▶ **Work instructions**: All entries are to be quoted exactly; the images stay out of the copy.

· · ·

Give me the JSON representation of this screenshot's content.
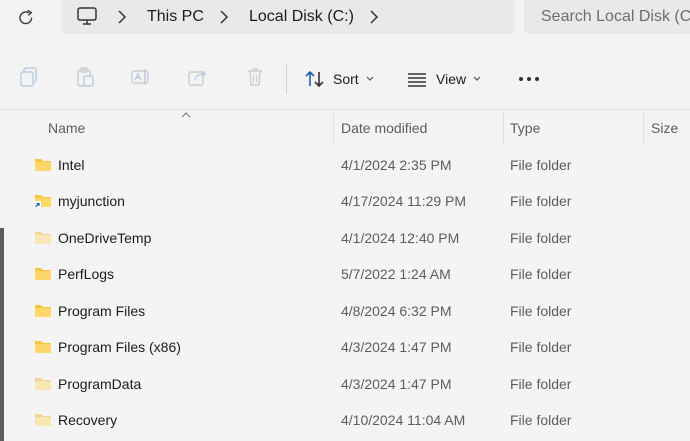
{
  "address_bar": {
    "breadcrumb": [
      "This PC",
      "Local Disk (C:)"
    ],
    "search_placeholder": "Search Local Disk (C:)",
    "icons": [
      "refresh-icon",
      "this-pc-icon",
      "chevron-right-icon"
    ]
  },
  "command_bar": {
    "actions": [
      "copy-icon",
      "paste-icon",
      "rename-icon",
      "share-icon",
      "delete-icon"
    ],
    "sort_label": "Sort",
    "view_label": "View",
    "more_icon": "more-icon"
  },
  "columns": {
    "name": "Name",
    "date_modified": "Date modified",
    "type": "Type",
    "size": "Size"
  },
  "files": [
    {
      "name": "Intel",
      "date": "4/1/2024 2:35 PM",
      "type": "File folder",
      "icon": "folder-icon"
    },
    {
      "name": "myjunction",
      "date": "4/17/2024 11:29 PM",
      "type": "File folder",
      "icon": "folder-shortcut-icon"
    },
    {
      "name": "OneDriveTemp",
      "date": "4/1/2024 12:40 PM",
      "type": "File folder",
      "icon": "folder-hidden-icon"
    },
    {
      "name": "PerfLogs",
      "date": "5/7/2022 1:24 AM",
      "type": "File folder",
      "icon": "folder-icon"
    },
    {
      "name": "Program Files",
      "date": "4/8/2024 6:32 PM",
      "type": "File folder",
      "icon": "folder-icon"
    },
    {
      "name": "Program Files (x86)",
      "date": "4/3/2024 1:47 PM",
      "type": "File folder",
      "icon": "folder-icon"
    },
    {
      "name": "ProgramData",
      "date": "4/3/2024 1:47 PM",
      "type": "File folder",
      "icon": "folder-hidden-icon"
    },
    {
      "name": "Recovery",
      "date": "4/10/2024 11:04 AM",
      "type": "File folder",
      "icon": "folder-hidden-icon"
    }
  ],
  "colors": {
    "folder": "#f9c440",
    "folder_hidden": "#f6dfa2",
    "shortcut_arrow": "#1a5fb4",
    "text_secondary": "#5d5d5d"
  }
}
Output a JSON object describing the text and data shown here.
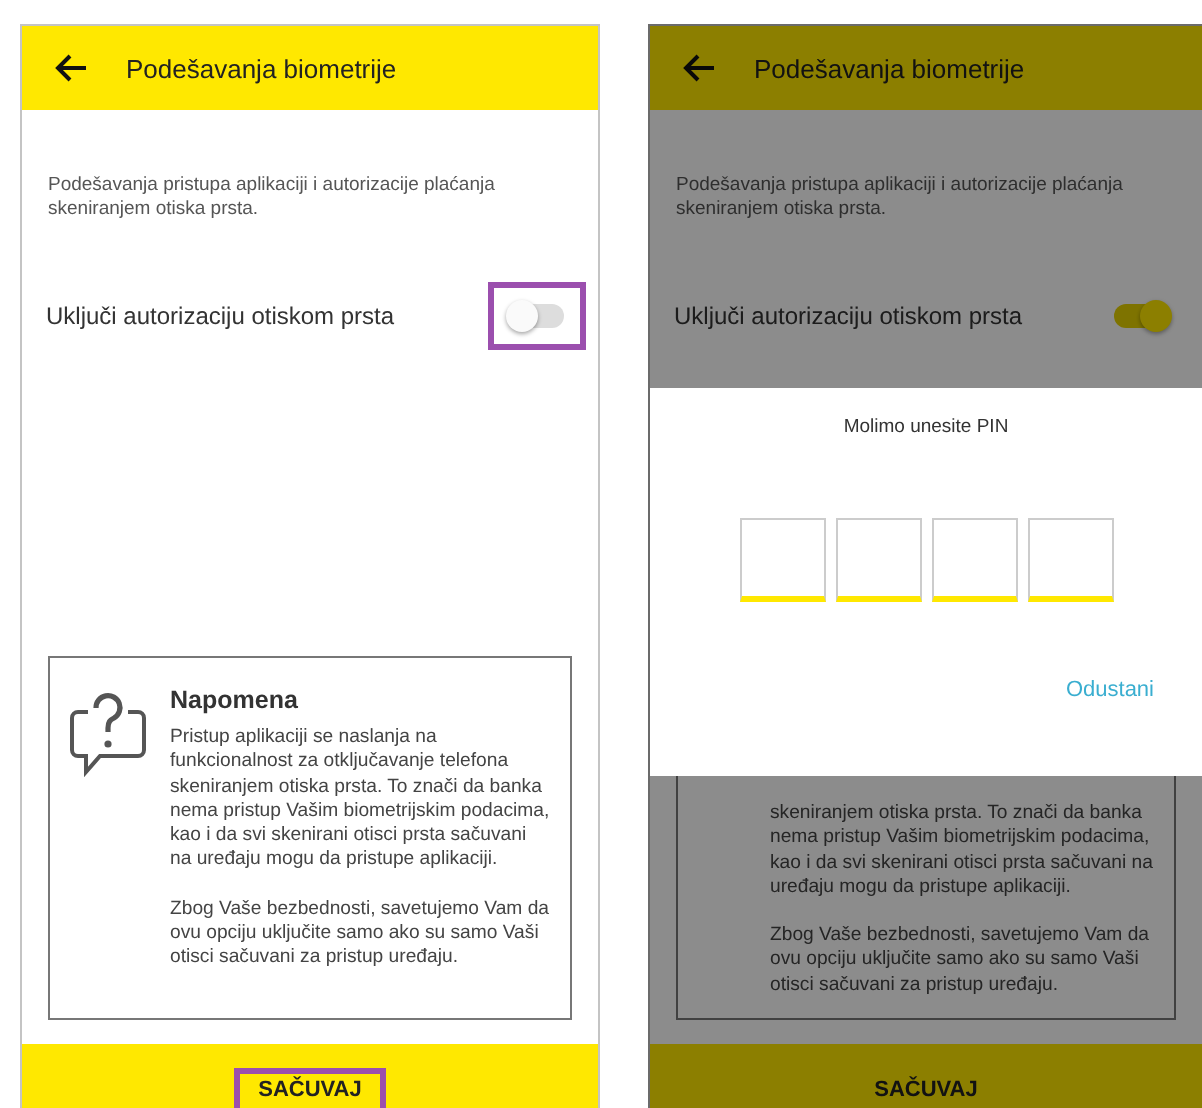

· · ·

▶ **Output for this exercise**:
Give me the JSON representation of this screenshot's content.
{
  "address_bar": {
    "breadcrumb": [
      "This PC",
      "Local Disk (C:)"
    ],
    "search_placeholder": "Search Local Disk (C:)",
    "icons": [
      "refresh-icon",
      "this-pc-icon",
      "chevron-right-icon"
    ]
  },
  "command_bar": {
    "actions": [
      "copy-icon",
      "paste-icon",
      "rename-icon",
      "share-icon",
      "delete-icon"
    ],
    "sort_label": "Sort",
    "view_label": "View",
    "more_icon": "more-icon"
  },
  "columns": {
    "name": "Name",
    "date_modified": "Date modified",
    "type": "Type",
    "size": "Size"
  },
  "files": [
    {
      "name": "Intel",
      "date": "4/1/2024 2:35 PM",
      "type": "File folder",
      "icon": "folder-icon"
    },
    {
      "name": "myjunction",
      "date": "4/17/2024 11:29 PM",
      "type": "File folder",
      "icon": "folder-shortcut-icon"
    },
    {
      "name": "OneDriveTemp",
      "date": "4/1/2024 12:40 PM",
      "type": "File folder",
      "icon": "folder-hidden-icon"
    },
    {
      "name": "PerfLogs",
      "date": "5/7/2022 1:24 AM",
      "type": "File folder",
      "icon": "folder-icon"
    },
    {
      "name": "Program Files",
      "date": "4/8/2024 6:32 PM",
      "type": "File folder",
      "icon": "folder-icon"
    },
    {
      "name": "Program Files (x86)",
      "date": "4/3/2024 1:47 PM",
      "type": "File folder",
      "icon": "folder-icon"
    },
    {
      "name": "ProgramData",
      "date": "4/3/2024 1:47 PM",
      "type": "File folder",
      "icon": "folder-hidden-icon"
    },
    {
      "name": "Recovery",
      "date": "4/10/2024 11:04 AM",
      "type": "File folder",
      "icon": "folder-hidden-icon"
    }
  ],
  "colors": {
    "folder": "#f9c440",
    "folder_hidden": "#f6dfa2",
    "shortcut_arrow": "#1a5fb4",
    "text_secondary": "#5d5d5d"
  }
}
Output a JSON object describing the text and data shown here.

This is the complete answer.